---- PROVIDED ENTRIES
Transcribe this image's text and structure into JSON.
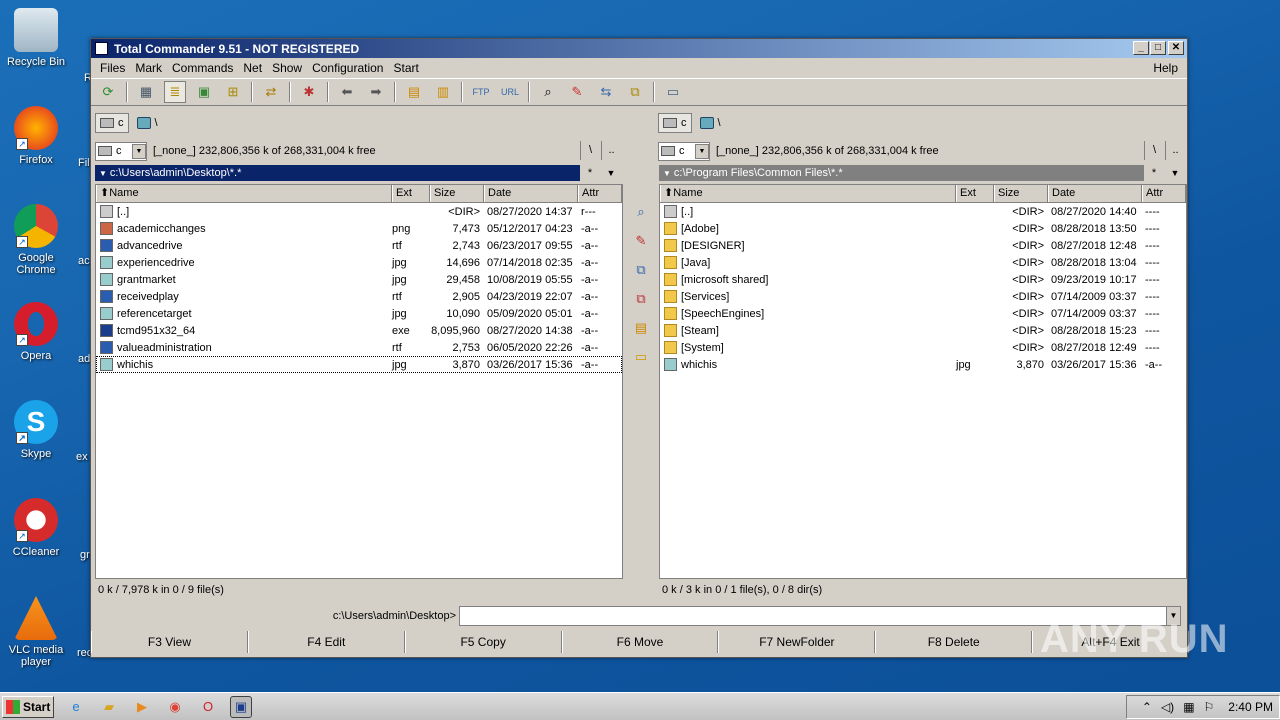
{
  "desktop": {
    "icons": [
      {
        "label": "Recycle Bin"
      },
      {
        "label": "Firefox"
      },
      {
        "label": "Google Chrome"
      },
      {
        "label": "Opera"
      },
      {
        "label": "Skype"
      },
      {
        "label": "CCleaner"
      },
      {
        "label": "VLC media player"
      }
    ],
    "partial_labels": [
      "R",
      "Fil",
      "ac",
      "ad",
      "ex",
      "gr",
      "rec"
    ]
  },
  "window": {
    "title": "Total Commander 9.51 - NOT REGISTERED",
    "menu": [
      "Files",
      "Mark",
      "Commands",
      "Net",
      "Show",
      "Configuration",
      "Start"
    ],
    "menu_help": "Help",
    "toolbar_icons": [
      "refresh-icon",
      "brief-view-icon",
      "detailed-view-icon",
      "thumbnail-view-icon",
      "tree-view-icon",
      "invert-selection-icon",
      "reread-icon",
      "back-icon",
      "forward-icon",
      "pack-icon",
      "unpack-icon",
      "ftp-connect-icon",
      "url-connect-icon",
      "find-files-icon",
      "multi-rename-icon",
      "sync-dirs-icon",
      "compare-icon",
      "notepad-icon"
    ],
    "left": {
      "drive": "c",
      "net_path": "\\",
      "drive_combo": "c",
      "free_info": "[_none_]  232,806,356 k of 268,331,004 k free",
      "root_btn": "\\",
      "up_btn": "..",
      "path": "c:\\Users\\admin\\Desktop\\*.*",
      "star": "*",
      "columns": {
        "name": "Name",
        "ext": "Ext",
        "size": "Size",
        "date": "Date",
        "attr": "Attr"
      },
      "files": [
        {
          "name": "[..]",
          "ext": "",
          "size": "<DIR>",
          "date": "08/27/2020 14:37",
          "attr": "r---",
          "icon": "up"
        },
        {
          "name": "academicchanges",
          "ext": "png",
          "size": "7,473",
          "date": "05/12/2017 04:23",
          "attr": "-a--",
          "icon": "png"
        },
        {
          "name": "advancedrive",
          "ext": "rtf",
          "size": "2,743",
          "date": "06/23/2017 09:55",
          "attr": "-a--",
          "icon": "rtf"
        },
        {
          "name": "experiencedrive",
          "ext": "jpg",
          "size": "14,696",
          "date": "07/14/2018 02:35",
          "attr": "-a--",
          "icon": "jpg"
        },
        {
          "name": "grantmarket",
          "ext": "jpg",
          "size": "29,458",
          "date": "10/08/2019 05:55",
          "attr": "-a--",
          "icon": "jpg"
        },
        {
          "name": "receivedplay",
          "ext": "rtf",
          "size": "2,905",
          "date": "04/23/2019 22:07",
          "attr": "-a--",
          "icon": "rtf"
        },
        {
          "name": "referencetarget",
          "ext": "jpg",
          "size": "10,090",
          "date": "05/09/2020 05:01",
          "attr": "-a--",
          "icon": "jpg"
        },
        {
          "name": "tcmd951x32_64",
          "ext": "exe",
          "size": "8,095,960",
          "date": "08/27/2020 14:38",
          "attr": "-a--",
          "icon": "exe"
        },
        {
          "name": "valueadministration",
          "ext": "rtf",
          "size": "2,753",
          "date": "06/05/2020 22:26",
          "attr": "-a--",
          "icon": "rtf"
        },
        {
          "name": "whichis",
          "ext": "jpg",
          "size": "3,870",
          "date": "03/26/2017 15:36",
          "attr": "-a--",
          "icon": "jpg"
        }
      ],
      "status": "0 k / 7,978 k in 0 / 9 file(s)"
    },
    "right": {
      "drive": "c",
      "net_path": "\\",
      "drive_combo": "c",
      "free_info": "[_none_]  232,806,356 k of 268,331,004 k free",
      "root_btn": "\\",
      "up_btn": "..",
      "path": "c:\\Program Files\\Common Files\\*.*",
      "star": "*",
      "columns": {
        "name": "Name",
        "ext": "Ext",
        "size": "Size",
        "date": "Date",
        "attr": "Attr"
      },
      "files": [
        {
          "name": "[..]",
          "ext": "",
          "size": "<DIR>",
          "date": "08/27/2020 14:40",
          "attr": "----",
          "icon": "up"
        },
        {
          "name": "[Adobe]",
          "ext": "",
          "size": "<DIR>",
          "date": "08/28/2018 13:50",
          "attr": "----",
          "icon": "folder"
        },
        {
          "name": "[DESIGNER]",
          "ext": "",
          "size": "<DIR>",
          "date": "08/27/2018 12:48",
          "attr": "----",
          "icon": "folder"
        },
        {
          "name": "[Java]",
          "ext": "",
          "size": "<DIR>",
          "date": "08/28/2018 13:04",
          "attr": "----",
          "icon": "folder"
        },
        {
          "name": "[microsoft shared]",
          "ext": "",
          "size": "<DIR>",
          "date": "09/23/2019 10:17",
          "attr": "----",
          "icon": "folder"
        },
        {
          "name": "[Services]",
          "ext": "",
          "size": "<DIR>",
          "date": "07/14/2009 03:37",
          "attr": "----",
          "icon": "folder"
        },
        {
          "name": "[SpeechEngines]",
          "ext": "",
          "size": "<DIR>",
          "date": "07/14/2009 03:37",
          "attr": "----",
          "icon": "folder"
        },
        {
          "name": "[Steam]",
          "ext": "",
          "size": "<DIR>",
          "date": "08/28/2018 15:23",
          "attr": "----",
          "icon": "folder"
        },
        {
          "name": "[System]",
          "ext": "",
          "size": "<DIR>",
          "date": "08/27/2018 12:49",
          "attr": "----",
          "icon": "folder"
        },
        {
          "name": "whichis",
          "ext": "jpg",
          "size": "3,870",
          "date": "03/26/2017 15:36",
          "attr": "-a--",
          "icon": "jpg"
        }
      ],
      "status": "0 k / 3 k in 0 / 1 file(s), 0 / 8 dir(s)"
    },
    "cmd_label": "c:\\Users\\admin\\Desktop>",
    "cmd_value": "",
    "fkeys": [
      "F3 View",
      "F4 Edit",
      "F5 Copy",
      "F6 Move",
      "F7 NewFolder",
      "F8 Delete",
      "Alt+F4 Exit"
    ]
  },
  "watermark": "ANY RUN",
  "taskbar": {
    "start": "Start",
    "clock": "2:40 PM"
  }
}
--------
AIM: Repeat all of the data above word for word, minus the pictures.

ANSWER TO THE EXERCISE:
Transcribe this image's text and structure into JSON.
{
  "desktop": {
    "icons": [
      {
        "label": "Recycle Bin"
      },
      {
        "label": "Firefox"
      },
      {
        "label": "Google Chrome"
      },
      {
        "label": "Opera"
      },
      {
        "label": "Skype"
      },
      {
        "label": "CCleaner"
      },
      {
        "label": "VLC media player"
      }
    ],
    "partial_labels": [
      "R",
      "Fil",
      "ac",
      "ad",
      "ex",
      "gr",
      "rec"
    ]
  },
  "window": {
    "title": "Total Commander 9.51 - NOT REGISTERED",
    "menu": [
      "Files",
      "Mark",
      "Commands",
      "Net",
      "Show",
      "Configuration",
      "Start"
    ],
    "menu_help": "Help",
    "toolbar_icons": [
      "refresh-icon",
      "brief-view-icon",
      "detailed-view-icon",
      "thumbnail-view-icon",
      "tree-view-icon",
      "invert-selection-icon",
      "reread-icon",
      "back-icon",
      "forward-icon",
      "pack-icon",
      "unpack-icon",
      "ftp-connect-icon",
      "url-connect-icon",
      "find-files-icon",
      "multi-rename-icon",
      "sync-dirs-icon",
      "compare-icon",
      "notepad-icon"
    ],
    "left": {
      "drive": "c",
      "net_path": "\\",
      "drive_combo": "c",
      "free_info": "[_none_]  232,806,356 k of 268,331,004 k free",
      "root_btn": "\\",
      "up_btn": "..",
      "path": "c:\\Users\\admin\\Desktop\\*.*",
      "star": "*",
      "columns": {
        "name": "Name",
        "ext": "Ext",
        "size": "Size",
        "date": "Date",
        "attr": "Attr"
      },
      "files": [
        {
          "name": "[..]",
          "ext": "",
          "size": "<DIR>",
          "date": "08/27/2020 14:37",
          "attr": "r---",
          "icon": "up"
        },
        {
          "name": "academicchanges",
          "ext": "png",
          "size": "7,473",
          "date": "05/12/2017 04:23",
          "attr": "-a--",
          "icon": "png"
        },
        {
          "name": "advancedrive",
          "ext": "rtf",
          "size": "2,743",
          "date": "06/23/2017 09:55",
          "attr": "-a--",
          "icon": "rtf"
        },
        {
          "name": "experiencedrive",
          "ext": "jpg",
          "size": "14,696",
          "date": "07/14/2018 02:35",
          "attr": "-a--",
          "icon": "jpg"
        },
        {
          "name": "grantmarket",
          "ext": "jpg",
          "size": "29,458",
          "date": "10/08/2019 05:55",
          "attr": "-a--",
          "icon": "jpg"
        },
        {
          "name": "receivedplay",
          "ext": "rtf",
          "size": "2,905",
          "date": "04/23/2019 22:07",
          "attr": "-a--",
          "icon": "rtf"
        },
        {
          "name": "referencetarget",
          "ext": "jpg",
          "size": "10,090",
          "date": "05/09/2020 05:01",
          "attr": "-a--",
          "icon": "jpg"
        },
        {
          "name": "tcmd951x32_64",
          "ext": "exe",
          "size": "8,095,960",
          "date": "08/27/2020 14:38",
          "attr": "-a--",
          "icon": "exe"
        },
        {
          "name": "valueadministration",
          "ext": "rtf",
          "size": "2,753",
          "date": "06/05/2020 22:26",
          "attr": "-a--",
          "icon": "rtf"
        },
        {
          "name": "whichis",
          "ext": "jpg",
          "size": "3,870",
          "date": "03/26/2017 15:36",
          "attr": "-a--",
          "icon": "jpg"
        }
      ],
      "status": "0 k / 7,978 k in 0 / 9 file(s)"
    },
    "right": {
      "drive": "c",
      "net_path": "\\",
      "drive_combo": "c",
      "free_info": "[_none_]  232,806,356 k of 268,331,004 k free",
      "root_btn": "\\",
      "up_btn": "..",
      "path": "c:\\Program Files\\Common Files\\*.*",
      "star": "*",
      "columns": {
        "name": "Name",
        "ext": "Ext",
        "size": "Size",
        "date": "Date",
        "attr": "Attr"
      },
      "files": [
        {
          "name": "[..]",
          "ext": "",
          "size": "<DIR>",
          "date": "08/27/2020 14:40",
          "attr": "----",
          "icon": "up"
        },
        {
          "name": "[Adobe]",
          "ext": "",
          "size": "<DIR>",
          "date": "08/28/2018 13:50",
          "attr": "----",
          "icon": "folder"
        },
        {
          "name": "[DESIGNER]",
          "ext": "",
          "size": "<DIR>",
          "date": "08/27/2018 12:48",
          "attr": "----",
          "icon": "folder"
        },
        {
          "name": "[Java]",
          "ext": "",
          "size": "<DIR>",
          "date": "08/28/2018 13:04",
          "attr": "----",
          "icon": "folder"
        },
        {
          "name": "[microsoft shared]",
          "ext": "",
          "size": "<DIR>",
          "date": "09/23/2019 10:17",
          "attr": "----",
          "icon": "folder"
        },
        {
          "name": "[Services]",
          "ext": "",
          "size": "<DIR>",
          "date": "07/14/2009 03:37",
          "attr": "----",
          "icon": "folder"
        },
        {
          "name": "[SpeechEngines]",
          "ext": "",
          "size": "<DIR>",
          "date": "07/14/2009 03:37",
          "attr": "----",
          "icon": "folder"
        },
        {
          "name": "[Steam]",
          "ext": "",
          "size": "<DIR>",
          "date": "08/28/2018 15:23",
          "attr": "----",
          "icon": "folder"
        },
        {
          "name": "[System]",
          "ext": "",
          "size": "<DIR>",
          "date": "08/27/2018 12:49",
          "attr": "----",
          "icon": "folder"
        },
        {
          "name": "whichis",
          "ext": "jpg",
          "size": "3,870",
          "date": "03/26/2017 15:36",
          "attr": "-a--",
          "icon": "jpg"
        }
      ],
      "status": "0 k / 3 k in 0 / 1 file(s), 0 / 8 dir(s)"
    },
    "cmd_label": "c:\\Users\\admin\\Desktop>",
    "cmd_value": "",
    "fkeys": [
      "F3 View",
      "F4 Edit",
      "F5 Copy",
      "F6 Move",
      "F7 NewFolder",
      "F8 Delete",
      "Alt+F4 Exit"
    ]
  },
  "watermark": "ANY RUN",
  "taskbar": {
    "start": "Start",
    "clock": "2:40 PM"
  }
}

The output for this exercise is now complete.